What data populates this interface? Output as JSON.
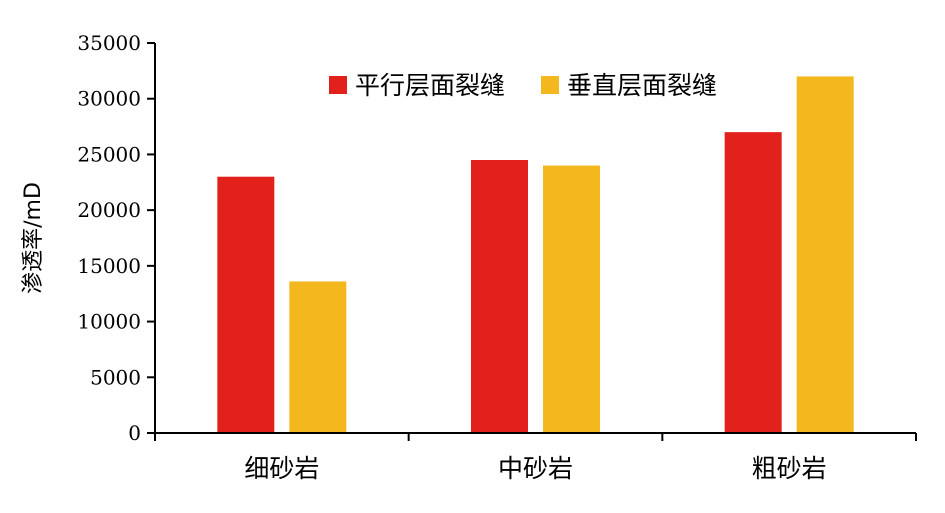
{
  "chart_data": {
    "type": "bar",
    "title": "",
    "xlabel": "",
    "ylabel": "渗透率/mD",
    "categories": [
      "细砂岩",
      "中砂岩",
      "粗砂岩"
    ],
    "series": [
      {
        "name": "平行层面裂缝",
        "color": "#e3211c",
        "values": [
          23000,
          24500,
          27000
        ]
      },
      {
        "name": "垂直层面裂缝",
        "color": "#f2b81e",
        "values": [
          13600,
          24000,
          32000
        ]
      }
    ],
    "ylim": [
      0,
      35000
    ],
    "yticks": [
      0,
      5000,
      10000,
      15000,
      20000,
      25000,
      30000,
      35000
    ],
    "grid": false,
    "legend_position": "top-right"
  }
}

—————

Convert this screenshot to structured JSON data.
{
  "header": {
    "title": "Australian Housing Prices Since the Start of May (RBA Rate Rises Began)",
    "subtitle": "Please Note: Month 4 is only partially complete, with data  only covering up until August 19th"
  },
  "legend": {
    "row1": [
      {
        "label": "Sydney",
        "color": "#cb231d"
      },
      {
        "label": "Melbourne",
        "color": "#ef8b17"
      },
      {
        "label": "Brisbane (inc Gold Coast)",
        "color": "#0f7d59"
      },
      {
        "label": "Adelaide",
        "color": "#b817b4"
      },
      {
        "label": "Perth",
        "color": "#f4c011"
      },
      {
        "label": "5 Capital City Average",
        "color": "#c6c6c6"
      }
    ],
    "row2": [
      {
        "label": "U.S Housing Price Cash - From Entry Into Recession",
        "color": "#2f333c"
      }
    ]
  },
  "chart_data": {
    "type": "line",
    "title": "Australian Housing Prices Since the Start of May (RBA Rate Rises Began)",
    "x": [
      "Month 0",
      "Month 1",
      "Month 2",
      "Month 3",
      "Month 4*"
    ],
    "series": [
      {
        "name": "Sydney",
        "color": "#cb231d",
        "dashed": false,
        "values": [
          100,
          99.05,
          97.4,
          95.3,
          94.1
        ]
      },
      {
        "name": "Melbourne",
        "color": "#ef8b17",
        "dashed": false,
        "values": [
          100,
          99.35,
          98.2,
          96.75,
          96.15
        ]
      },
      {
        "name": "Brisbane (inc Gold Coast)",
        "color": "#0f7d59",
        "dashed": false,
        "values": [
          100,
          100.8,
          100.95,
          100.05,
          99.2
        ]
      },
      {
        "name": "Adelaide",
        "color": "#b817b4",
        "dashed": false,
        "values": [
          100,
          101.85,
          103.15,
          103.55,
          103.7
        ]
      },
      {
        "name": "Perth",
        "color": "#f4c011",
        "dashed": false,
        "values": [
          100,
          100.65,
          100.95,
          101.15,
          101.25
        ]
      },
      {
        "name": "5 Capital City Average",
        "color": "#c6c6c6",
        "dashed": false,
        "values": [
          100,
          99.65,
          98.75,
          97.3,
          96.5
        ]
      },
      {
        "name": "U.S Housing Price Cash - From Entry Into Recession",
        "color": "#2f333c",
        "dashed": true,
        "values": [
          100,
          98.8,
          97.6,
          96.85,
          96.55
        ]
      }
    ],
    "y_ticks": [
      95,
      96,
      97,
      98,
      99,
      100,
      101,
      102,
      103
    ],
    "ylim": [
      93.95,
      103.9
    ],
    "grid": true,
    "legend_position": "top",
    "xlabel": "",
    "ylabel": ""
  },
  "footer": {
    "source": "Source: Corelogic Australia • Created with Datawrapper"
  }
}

—————

**Do this:** Lines containing "Cash" are to be counted. State the total and add nothing.

**Answer to the exercise:** 2